━━━━━ DATA SUPPLIED ━━━━━

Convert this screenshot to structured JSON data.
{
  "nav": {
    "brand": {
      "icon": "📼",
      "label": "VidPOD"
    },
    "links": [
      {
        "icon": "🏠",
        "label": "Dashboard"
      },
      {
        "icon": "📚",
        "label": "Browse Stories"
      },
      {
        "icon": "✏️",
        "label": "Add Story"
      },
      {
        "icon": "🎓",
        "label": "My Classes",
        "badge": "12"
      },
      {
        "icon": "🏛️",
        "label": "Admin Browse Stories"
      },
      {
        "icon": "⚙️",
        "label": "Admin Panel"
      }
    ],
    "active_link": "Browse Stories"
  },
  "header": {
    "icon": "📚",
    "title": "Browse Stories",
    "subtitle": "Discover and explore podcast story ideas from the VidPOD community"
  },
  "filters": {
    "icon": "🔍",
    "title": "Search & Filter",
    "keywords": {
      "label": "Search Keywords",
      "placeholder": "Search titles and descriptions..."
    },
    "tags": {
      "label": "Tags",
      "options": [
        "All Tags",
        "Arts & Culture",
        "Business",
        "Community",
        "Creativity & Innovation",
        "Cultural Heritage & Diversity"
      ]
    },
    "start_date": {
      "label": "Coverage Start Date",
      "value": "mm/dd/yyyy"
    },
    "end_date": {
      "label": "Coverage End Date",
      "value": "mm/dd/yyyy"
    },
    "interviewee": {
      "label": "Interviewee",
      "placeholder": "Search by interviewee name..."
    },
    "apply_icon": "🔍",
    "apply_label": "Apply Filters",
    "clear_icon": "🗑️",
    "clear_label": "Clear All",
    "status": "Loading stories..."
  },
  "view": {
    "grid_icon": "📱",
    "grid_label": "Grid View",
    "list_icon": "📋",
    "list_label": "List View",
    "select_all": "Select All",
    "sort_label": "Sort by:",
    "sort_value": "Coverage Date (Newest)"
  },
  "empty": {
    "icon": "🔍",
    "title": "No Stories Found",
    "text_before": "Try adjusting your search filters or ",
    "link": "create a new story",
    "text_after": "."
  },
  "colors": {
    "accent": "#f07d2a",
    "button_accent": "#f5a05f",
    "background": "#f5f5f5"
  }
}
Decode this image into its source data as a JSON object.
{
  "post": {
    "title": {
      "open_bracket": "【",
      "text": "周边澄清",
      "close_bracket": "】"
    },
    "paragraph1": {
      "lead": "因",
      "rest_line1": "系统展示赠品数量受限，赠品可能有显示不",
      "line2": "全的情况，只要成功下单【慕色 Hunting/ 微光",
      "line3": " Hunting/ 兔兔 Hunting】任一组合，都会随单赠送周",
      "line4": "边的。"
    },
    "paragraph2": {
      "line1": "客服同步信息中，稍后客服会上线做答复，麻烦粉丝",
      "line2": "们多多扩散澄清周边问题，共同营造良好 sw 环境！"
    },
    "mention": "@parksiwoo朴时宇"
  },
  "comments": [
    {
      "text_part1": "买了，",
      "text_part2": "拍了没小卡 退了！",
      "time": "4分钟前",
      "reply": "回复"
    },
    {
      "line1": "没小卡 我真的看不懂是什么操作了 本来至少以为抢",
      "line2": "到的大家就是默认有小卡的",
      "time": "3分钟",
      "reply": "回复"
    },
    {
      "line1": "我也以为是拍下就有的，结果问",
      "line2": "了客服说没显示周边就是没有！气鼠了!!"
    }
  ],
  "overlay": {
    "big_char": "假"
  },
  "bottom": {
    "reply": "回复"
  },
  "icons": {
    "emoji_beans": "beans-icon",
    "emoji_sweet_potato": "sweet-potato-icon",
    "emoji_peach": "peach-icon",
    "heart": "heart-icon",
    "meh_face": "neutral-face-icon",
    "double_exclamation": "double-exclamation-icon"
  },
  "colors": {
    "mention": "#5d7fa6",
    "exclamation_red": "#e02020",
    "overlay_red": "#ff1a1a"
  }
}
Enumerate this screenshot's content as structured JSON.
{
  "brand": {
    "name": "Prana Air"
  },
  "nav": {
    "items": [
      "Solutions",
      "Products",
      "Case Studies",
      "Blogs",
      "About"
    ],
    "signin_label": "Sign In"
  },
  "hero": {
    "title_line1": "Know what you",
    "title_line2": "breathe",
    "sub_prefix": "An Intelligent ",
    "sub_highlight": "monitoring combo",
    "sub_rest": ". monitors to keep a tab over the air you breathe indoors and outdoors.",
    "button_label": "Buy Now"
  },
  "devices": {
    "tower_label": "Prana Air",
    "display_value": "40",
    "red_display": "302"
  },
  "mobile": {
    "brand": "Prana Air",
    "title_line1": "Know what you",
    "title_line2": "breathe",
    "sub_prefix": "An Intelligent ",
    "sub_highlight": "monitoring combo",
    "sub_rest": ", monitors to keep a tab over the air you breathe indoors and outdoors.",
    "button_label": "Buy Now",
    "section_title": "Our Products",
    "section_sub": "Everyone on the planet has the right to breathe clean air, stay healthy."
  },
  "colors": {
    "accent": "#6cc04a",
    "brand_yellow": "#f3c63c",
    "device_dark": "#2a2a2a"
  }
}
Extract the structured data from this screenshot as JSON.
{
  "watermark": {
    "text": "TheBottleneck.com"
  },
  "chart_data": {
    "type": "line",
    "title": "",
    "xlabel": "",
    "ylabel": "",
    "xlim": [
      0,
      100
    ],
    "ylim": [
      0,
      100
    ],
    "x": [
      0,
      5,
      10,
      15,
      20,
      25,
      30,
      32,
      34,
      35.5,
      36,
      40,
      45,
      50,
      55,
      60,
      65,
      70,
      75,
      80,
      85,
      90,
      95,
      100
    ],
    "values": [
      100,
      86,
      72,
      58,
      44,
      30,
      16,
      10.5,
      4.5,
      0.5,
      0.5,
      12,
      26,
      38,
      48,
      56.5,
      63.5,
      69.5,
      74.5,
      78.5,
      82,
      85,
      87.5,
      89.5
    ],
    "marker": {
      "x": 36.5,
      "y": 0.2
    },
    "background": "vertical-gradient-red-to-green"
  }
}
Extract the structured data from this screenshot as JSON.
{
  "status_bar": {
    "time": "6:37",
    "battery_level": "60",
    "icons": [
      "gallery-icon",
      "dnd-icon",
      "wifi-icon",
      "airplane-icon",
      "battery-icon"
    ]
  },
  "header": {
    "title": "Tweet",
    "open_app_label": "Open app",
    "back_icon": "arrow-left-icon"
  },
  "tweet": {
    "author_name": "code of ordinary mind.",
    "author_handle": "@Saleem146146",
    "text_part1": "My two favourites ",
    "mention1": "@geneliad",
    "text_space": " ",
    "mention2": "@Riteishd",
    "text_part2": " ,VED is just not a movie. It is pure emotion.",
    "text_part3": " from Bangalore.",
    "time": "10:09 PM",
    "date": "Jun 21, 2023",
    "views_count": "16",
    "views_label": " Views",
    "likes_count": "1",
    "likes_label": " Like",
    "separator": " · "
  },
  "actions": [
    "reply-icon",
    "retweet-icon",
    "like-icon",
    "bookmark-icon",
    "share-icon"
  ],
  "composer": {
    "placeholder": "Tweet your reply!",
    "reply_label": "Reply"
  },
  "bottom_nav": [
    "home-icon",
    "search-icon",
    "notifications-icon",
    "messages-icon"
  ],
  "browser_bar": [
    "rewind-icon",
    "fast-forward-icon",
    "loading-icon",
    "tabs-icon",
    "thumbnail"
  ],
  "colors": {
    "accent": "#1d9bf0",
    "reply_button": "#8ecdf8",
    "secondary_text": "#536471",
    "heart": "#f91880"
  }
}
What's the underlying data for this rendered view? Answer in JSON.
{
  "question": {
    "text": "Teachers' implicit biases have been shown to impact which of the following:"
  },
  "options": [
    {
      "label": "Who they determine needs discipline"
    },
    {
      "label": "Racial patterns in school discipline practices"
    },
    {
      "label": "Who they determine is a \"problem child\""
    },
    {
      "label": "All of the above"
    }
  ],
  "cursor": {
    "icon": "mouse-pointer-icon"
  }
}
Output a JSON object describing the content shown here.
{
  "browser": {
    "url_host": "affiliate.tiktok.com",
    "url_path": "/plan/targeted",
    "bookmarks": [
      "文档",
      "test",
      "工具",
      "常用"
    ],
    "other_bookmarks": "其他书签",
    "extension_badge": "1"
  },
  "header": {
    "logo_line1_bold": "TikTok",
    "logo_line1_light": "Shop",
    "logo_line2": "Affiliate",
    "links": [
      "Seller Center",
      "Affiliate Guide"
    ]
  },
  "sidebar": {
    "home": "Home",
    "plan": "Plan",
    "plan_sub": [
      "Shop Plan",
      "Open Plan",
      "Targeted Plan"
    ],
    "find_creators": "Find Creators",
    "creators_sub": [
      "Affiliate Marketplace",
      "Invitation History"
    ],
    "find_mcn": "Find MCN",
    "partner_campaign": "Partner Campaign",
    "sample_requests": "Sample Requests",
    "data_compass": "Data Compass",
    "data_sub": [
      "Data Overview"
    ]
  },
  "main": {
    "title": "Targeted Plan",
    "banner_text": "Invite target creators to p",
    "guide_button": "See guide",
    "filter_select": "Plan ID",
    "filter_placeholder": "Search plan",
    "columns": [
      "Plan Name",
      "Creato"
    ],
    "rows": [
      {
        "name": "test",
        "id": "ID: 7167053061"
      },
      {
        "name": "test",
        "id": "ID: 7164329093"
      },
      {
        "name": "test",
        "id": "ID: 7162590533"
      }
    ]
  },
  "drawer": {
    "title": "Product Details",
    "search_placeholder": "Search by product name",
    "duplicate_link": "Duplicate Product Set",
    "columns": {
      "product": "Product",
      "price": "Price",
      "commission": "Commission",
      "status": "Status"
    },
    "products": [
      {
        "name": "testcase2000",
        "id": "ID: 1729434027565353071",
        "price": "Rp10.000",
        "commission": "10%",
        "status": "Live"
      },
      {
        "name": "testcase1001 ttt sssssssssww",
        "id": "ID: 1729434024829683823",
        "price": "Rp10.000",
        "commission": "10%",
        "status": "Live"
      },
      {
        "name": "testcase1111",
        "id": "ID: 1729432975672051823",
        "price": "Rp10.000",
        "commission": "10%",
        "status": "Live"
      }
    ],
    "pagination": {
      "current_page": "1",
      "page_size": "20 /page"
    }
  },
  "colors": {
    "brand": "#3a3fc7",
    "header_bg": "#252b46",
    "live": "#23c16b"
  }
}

━━━━━

WHAT TO WORK ON: From the entries above, select each line containing the string "this".

OUTPUT BELOW:
Convert this screenshot to structured JSON data.
Decode this image into its source data as a JSON object.
Enumerate this screenshot's content as structured JSON.
Extract the structured data from this screenshot as JSON.
Extract the structured data from this screenshot as JSON.
What's the underlying data for this rendered view? Answer in JSON.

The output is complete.